- [Task goal] Pictures aside, quote the whole listing exactly.
==== Given data
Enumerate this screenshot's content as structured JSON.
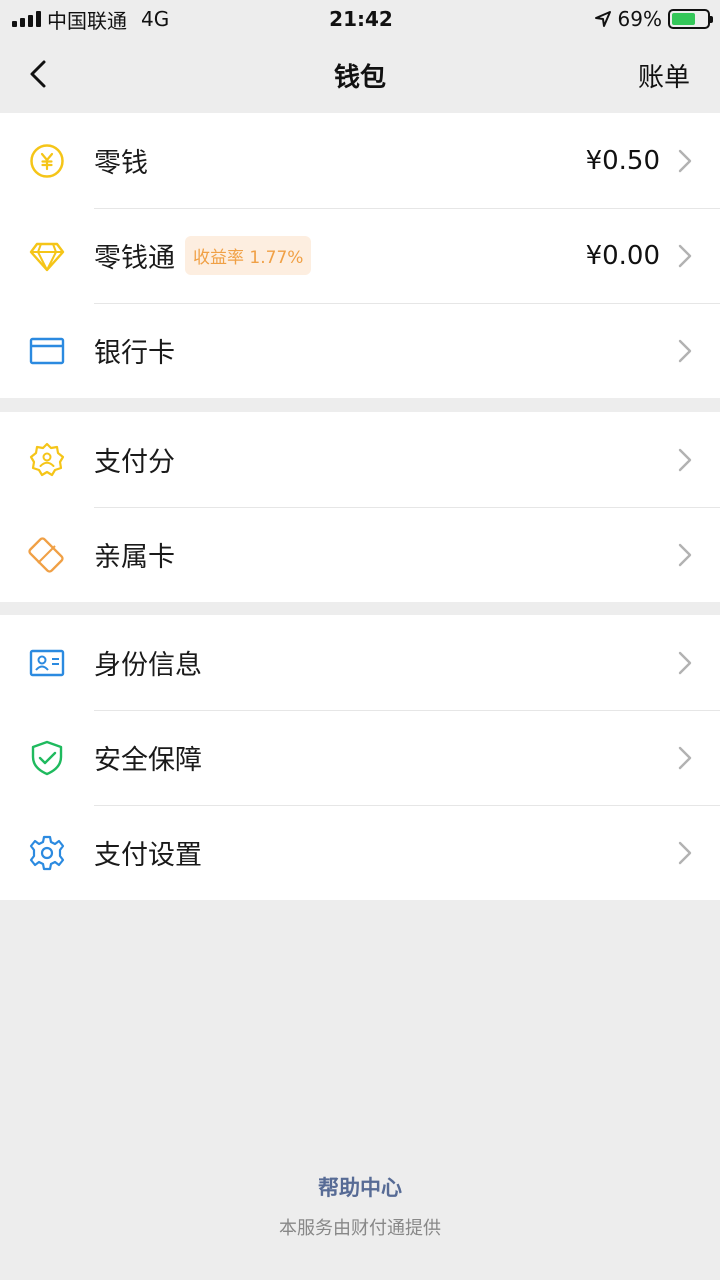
{
  "status_bar": {
    "carrier": "中国联通",
    "network": "4G",
    "time": "21:42",
    "battery_percent": "69%",
    "battery_level": 0.69,
    "icons": [
      "signal-icon",
      "location-arrow-icon",
      "battery-charging-icon"
    ]
  },
  "nav": {
    "back_icon": "chevron-left-icon",
    "title": "钱包",
    "action": "账单"
  },
  "groups": [
    {
      "items": [
        {
          "label": "零钱",
          "value": "¥0.50",
          "icon": "yuan-coin-icon",
          "color": "#f5c518"
        },
        {
          "label": "零钱通",
          "badge": "收益率 1.77%",
          "value": "¥0.00",
          "icon": "diamond-icon",
          "color": "#f5c518"
        },
        {
          "label": "银行卡",
          "icon": "bank-card-icon",
          "color": "#2b8ae0"
        }
      ]
    },
    {
      "items": [
        {
          "label": "支付分",
          "icon": "pay-score-badge-icon",
          "color": "#f5c518"
        },
        {
          "label": "亲属卡",
          "icon": "family-card-icon",
          "color": "#f0a045"
        }
      ]
    },
    {
      "items": [
        {
          "label": "身份信息",
          "icon": "id-card-icon",
          "color": "#2b8ae0"
        },
        {
          "label": "安全保障",
          "icon": "shield-check-icon",
          "color": "#1fba5e"
        },
        {
          "label": "支付设置",
          "icon": "gear-icon",
          "color": "#2b8ae0"
        }
      ]
    }
  ],
  "footer": {
    "help_center": "帮助中心",
    "provider_note": "本服务由财付通提供"
  },
  "colors": {
    "background": "#ededed",
    "link": "#576b95",
    "badge_bg": "#fdeee0",
    "badge_text": "#f0a045"
  }
}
========
- [Solution for this task]
Enumerate this screenshot's content as structured JSON.
{
  "status_bar": {
    "carrier": "中国联通",
    "network": "4G",
    "time": "21:42",
    "battery_percent": "69%",
    "battery_level": 0.69,
    "icons": [
      "signal-icon",
      "location-arrow-icon",
      "battery-charging-icon"
    ]
  },
  "nav": {
    "back_icon": "chevron-left-icon",
    "title": "钱包",
    "action": "账单"
  },
  "groups": [
    {
      "items": [
        {
          "label": "零钱",
          "value": "¥0.50",
          "icon": "yuan-coin-icon",
          "color": "#f5c518"
        },
        {
          "label": "零钱通",
          "badge": "收益率 1.77%",
          "value": "¥0.00",
          "icon": "diamond-icon",
          "color": "#f5c518"
        },
        {
          "label": "银行卡",
          "icon": "bank-card-icon",
          "color": "#2b8ae0"
        }
      ]
    },
    {
      "items": [
        {
          "label": "支付分",
          "icon": "pay-score-badge-icon",
          "color": "#f5c518"
        },
        {
          "label": "亲属卡",
          "icon": "family-card-icon",
          "color": "#f0a045"
        }
      ]
    },
    {
      "items": [
        {
          "label": "身份信息",
          "icon": "id-card-icon",
          "color": "#2b8ae0"
        },
        {
          "label": "安全保障",
          "icon": "shield-check-icon",
          "color": "#1fba5e"
        },
        {
          "label": "支付设置",
          "icon": "gear-icon",
          "color": "#2b8ae0"
        }
      ]
    }
  ],
  "footer": {
    "help_center": "帮助中心",
    "provider_note": "本服务由财付通提供"
  },
  "colors": {
    "background": "#ededed",
    "link": "#576b95",
    "badge_bg": "#fdeee0",
    "badge_text": "#f0a045"
  }
}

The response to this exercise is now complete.